- [Tekst]:
Praktijkgebieden: Intellectuele eigendom
Wij hebben bij Wieringa Advocaten voortdurend één of twee student-stagiaires in dienst. Zij maken kennis met de advocatuur terwijl ze rechten studeren. Martijn Poulus, masterstudent Informatierecht aan de Universiteit van Amsterdam, volgt op dit moment die studentstage. Ten behoeve van onze weblog schreef hij een tweedelige informatieve bijdrage over de aanstaande veranderingen in het Europese merkenrecht.

- [Aangeleverde gegevens]:
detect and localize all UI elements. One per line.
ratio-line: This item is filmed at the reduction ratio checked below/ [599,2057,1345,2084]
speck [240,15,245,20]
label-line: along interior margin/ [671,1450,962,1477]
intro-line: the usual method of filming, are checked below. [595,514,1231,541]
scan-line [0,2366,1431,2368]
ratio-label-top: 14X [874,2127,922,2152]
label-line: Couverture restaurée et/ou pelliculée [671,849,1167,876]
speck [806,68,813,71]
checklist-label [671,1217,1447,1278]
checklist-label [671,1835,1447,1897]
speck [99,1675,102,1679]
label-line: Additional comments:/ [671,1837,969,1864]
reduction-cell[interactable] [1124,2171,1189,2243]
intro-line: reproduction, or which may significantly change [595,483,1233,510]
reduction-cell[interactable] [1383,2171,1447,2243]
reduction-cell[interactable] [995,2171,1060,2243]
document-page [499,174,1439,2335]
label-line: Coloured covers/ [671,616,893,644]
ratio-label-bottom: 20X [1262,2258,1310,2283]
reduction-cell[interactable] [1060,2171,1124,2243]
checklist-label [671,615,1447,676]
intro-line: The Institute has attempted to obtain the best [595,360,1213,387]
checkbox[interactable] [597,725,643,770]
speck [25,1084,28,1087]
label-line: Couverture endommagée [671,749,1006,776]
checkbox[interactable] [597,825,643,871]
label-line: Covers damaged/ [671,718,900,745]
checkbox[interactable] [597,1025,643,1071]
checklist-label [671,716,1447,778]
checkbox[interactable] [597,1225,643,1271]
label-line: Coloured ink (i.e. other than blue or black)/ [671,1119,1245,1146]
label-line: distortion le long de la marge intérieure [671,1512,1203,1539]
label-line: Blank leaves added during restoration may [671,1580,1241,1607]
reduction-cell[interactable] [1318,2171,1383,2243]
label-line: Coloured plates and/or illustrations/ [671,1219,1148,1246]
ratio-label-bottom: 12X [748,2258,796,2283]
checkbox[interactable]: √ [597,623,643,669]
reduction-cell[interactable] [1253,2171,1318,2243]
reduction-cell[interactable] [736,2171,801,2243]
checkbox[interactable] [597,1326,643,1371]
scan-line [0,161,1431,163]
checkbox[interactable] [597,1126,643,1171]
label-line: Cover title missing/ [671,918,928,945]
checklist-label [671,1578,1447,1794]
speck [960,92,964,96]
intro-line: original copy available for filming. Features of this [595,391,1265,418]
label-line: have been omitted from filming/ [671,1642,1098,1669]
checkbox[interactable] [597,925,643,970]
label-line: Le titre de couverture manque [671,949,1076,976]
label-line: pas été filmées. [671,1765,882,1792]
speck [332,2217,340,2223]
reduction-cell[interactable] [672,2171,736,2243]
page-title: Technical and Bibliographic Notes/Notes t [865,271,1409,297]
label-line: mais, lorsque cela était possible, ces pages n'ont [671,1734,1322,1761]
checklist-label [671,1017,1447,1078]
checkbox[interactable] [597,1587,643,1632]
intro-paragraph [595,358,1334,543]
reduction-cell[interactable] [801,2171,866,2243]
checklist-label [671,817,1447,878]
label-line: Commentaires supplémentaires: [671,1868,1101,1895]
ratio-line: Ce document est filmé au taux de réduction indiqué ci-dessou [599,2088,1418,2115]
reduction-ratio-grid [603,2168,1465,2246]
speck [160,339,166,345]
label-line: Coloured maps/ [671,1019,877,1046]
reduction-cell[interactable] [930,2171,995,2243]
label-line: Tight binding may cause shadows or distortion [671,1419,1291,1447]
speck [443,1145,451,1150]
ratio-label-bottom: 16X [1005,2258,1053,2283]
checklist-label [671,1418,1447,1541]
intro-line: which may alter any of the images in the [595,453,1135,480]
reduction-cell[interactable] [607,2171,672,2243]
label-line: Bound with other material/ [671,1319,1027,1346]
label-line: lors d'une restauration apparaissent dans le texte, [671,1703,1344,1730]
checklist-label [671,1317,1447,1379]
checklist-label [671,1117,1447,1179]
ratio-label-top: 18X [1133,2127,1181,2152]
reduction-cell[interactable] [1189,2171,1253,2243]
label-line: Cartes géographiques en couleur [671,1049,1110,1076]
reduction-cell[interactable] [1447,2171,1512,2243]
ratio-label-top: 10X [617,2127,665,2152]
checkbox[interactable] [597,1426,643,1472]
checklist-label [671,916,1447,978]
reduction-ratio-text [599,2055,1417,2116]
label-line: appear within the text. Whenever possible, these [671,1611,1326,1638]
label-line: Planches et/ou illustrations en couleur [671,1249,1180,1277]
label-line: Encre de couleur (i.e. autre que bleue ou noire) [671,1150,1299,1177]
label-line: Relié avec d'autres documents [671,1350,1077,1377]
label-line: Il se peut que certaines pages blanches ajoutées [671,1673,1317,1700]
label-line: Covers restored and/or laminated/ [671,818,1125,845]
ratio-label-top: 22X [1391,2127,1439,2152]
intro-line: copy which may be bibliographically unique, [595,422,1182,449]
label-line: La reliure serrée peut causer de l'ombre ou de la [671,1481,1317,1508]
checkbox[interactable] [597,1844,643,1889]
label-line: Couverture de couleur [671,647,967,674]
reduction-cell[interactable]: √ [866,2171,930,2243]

- [Opdracht]: Hoe loopt de tekst over de studentstage bij Wieringa Advocaten verder? Schrijf het vervolg, aansluitend op de laatste zin.

- [Uitwerking]:
Met ingang van 23 maart 2016 vinden er een aantal belangrijke wijzigingen plaats binnen het Europese merkenrecht. Vanaf die datum vervangt de Uniemerkverordening namelijk de huidige Gemeenschapsmerkenverordening. De nieuwe verordening is onderdeel van het ‘Trademark Reform Package', waarvan ook de gewijzigde en reeds in werking getreden Merkenrichtlijn deel uitmaakt. Het hervormingspakket heeft, in de woorden van het Europees Parlement, met name ten doel het merkenrecht in Europa te moderniseren en daardoor effectiever, efficiënter en goedkoper te maken. In tegenstelling tot de richtlijn, waarvan de bepalingen nog in nationale wetgeving moeten worden omgezet, hebben de bepalingen van de verordening meteen werking in alle lidstaten van de EU. De verordening zal dus binnen korte termijn gevolgen kunnen hebben voor merkhouders, of ondernemers die overwegen een merk te registreren. In deze tweedelige blogserie sta ik stil bij de belangrijkste wijzigingen die het Trademark Reform Package met zich meebrengt. Deel één van deze bijdrage staat in het teken van de Uniemerkverordening. In het volgende deel behandel ik de Merkenrichtlijn.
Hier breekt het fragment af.